→ COMPITI DA SVOLGERE
1 – Secondo il brano fornito, in quale data è stata protocollata la richiesta al Comune?
2 – Riassumi in forma più breve il paragrafo del brano fornito che inizia con "In data 24 dicembre u.s.", mantenendo i fatti principali.
3 – Spiega, in base al brano fornito, perché la richiesta del servizio di vigilanza veniva considerata un'opera solidale.

→ BRANO FORNITO

+++

In data 24 dicembre u.s., Vigilia di Natale, alcune Signore, tutte Madri di famiglia, si sono recate   da me, presso il negozio della mia famiglia, al fine di chiedermi se per le festività natalizie fossero stati organizzati eventi pubblici da parte dell'Associazione Commercianti, ed in tal caso, se nella mia qualità di Presidente, avessi potuto richiedere un contratto di sponsorizzazione con il Comune, al fine di garantire un servizio aggiuntivo di vigilanza per gli eventi in calendario.

La richiesta del predetto servizio avrebbe garantito non solo un migliore svolgimento degli eventi in programma ma, a dire delle signore, la stabilizzazione di ben sei posti di lavoro con l'assunzione di sei unità.

Mi sembrava un'opera solidale davvero eccezionale: non ho esitato a firmare la richiesta!

Quella sera davanti a me, alle porte del Natale, c'erano Madri e mogli con  la loro legittima e sacrosanta richiesta di lavoro, richiesta che ho immediatamente accolto pensando e agendo con il cuore, con l'istinto di chi quotidianamente affronta il difficile mondo del lavoro e con l'umanità che ho dentro di me.

È abbastanza evidente quindi che nel mio agire   non erano sottesi interessi personali .

Chi mi conosce sa che sono una persona rispettosa delle regole e della legalità, per la quale valori come la serietà e l' onestà sono regole di vita da osservare sia nel lavoro che nell'azione associativa .

Così in data 27 dicembre, ho protocollato la richiesta al Comune, senza consultarmi con nessun membro del Direttivo dell'Associazione e senza informare nessuno degli associati.

Contestualmente alla richiesta, ho effettuato il versamento necessario al contratto di sponsorizzazione senza, tra l'altro, attingere alle casse dell'associazione, non ho sentito il tesoriere e nessun altro, di conseguenza, pagando  di tasca mia la cifra necessaria.

+++

→ MATERIALE
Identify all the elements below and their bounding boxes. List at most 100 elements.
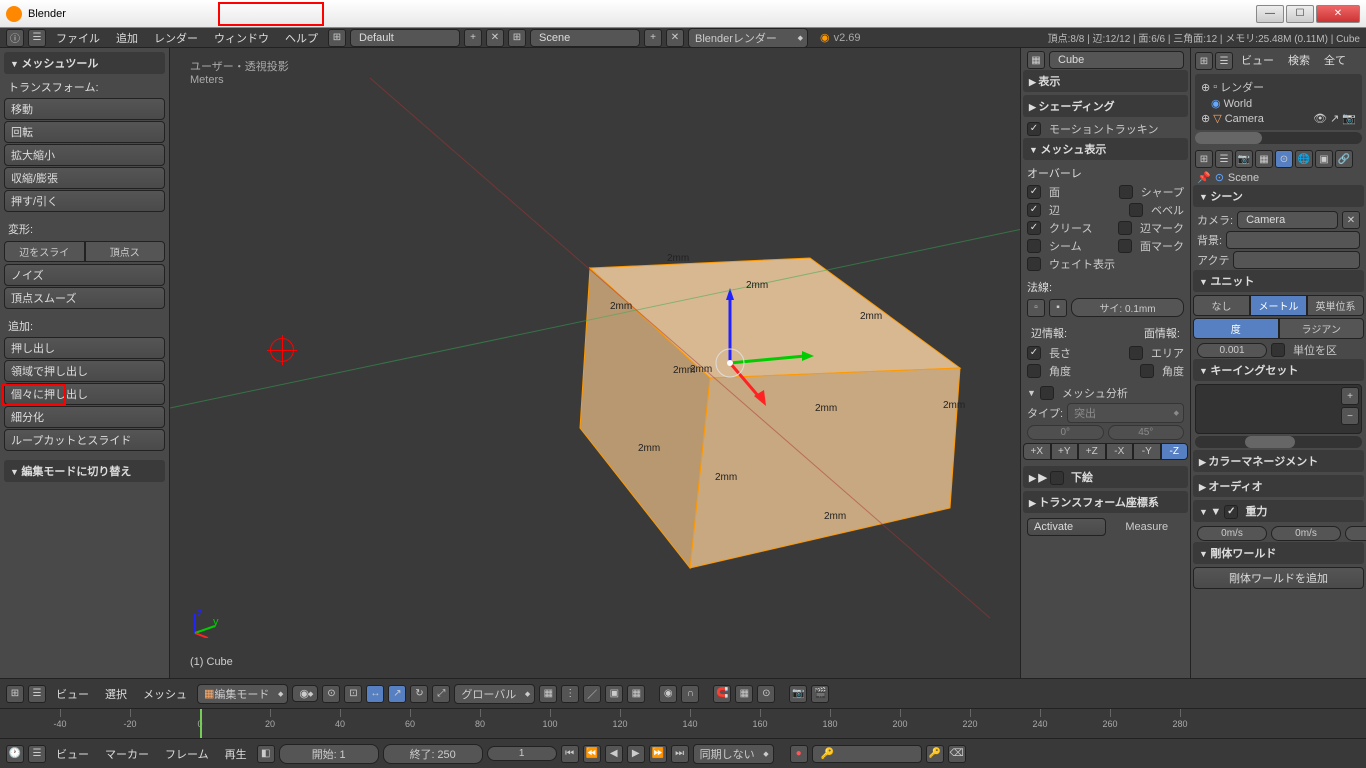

+++

→ RISPOSTE IN ORDINE
1 – Il 27 dicembre.

2 – Il 24 dicembre, Vigilia di Natale, alcune madri di famiglia si sono recate al negozio di famiglia di chi scrive. Volevano sapere se l'Associazione Commercianti avesse organizzato eventi pubblici per le feste. In tal caso chiedevano se, in qualità di Presidente, si potesse richiedere al Comune un contratto di sponsorizzazione per un servizio aggiuntivo di vigilanza agli eventi.

3 – Il servizio avrebbe garantito un migliore svolgimento degli eventi in programma. Inoltre, a detta delle signore, avrebbe stabilizzato sei posti di lavoro con l'assunzione di sei unità.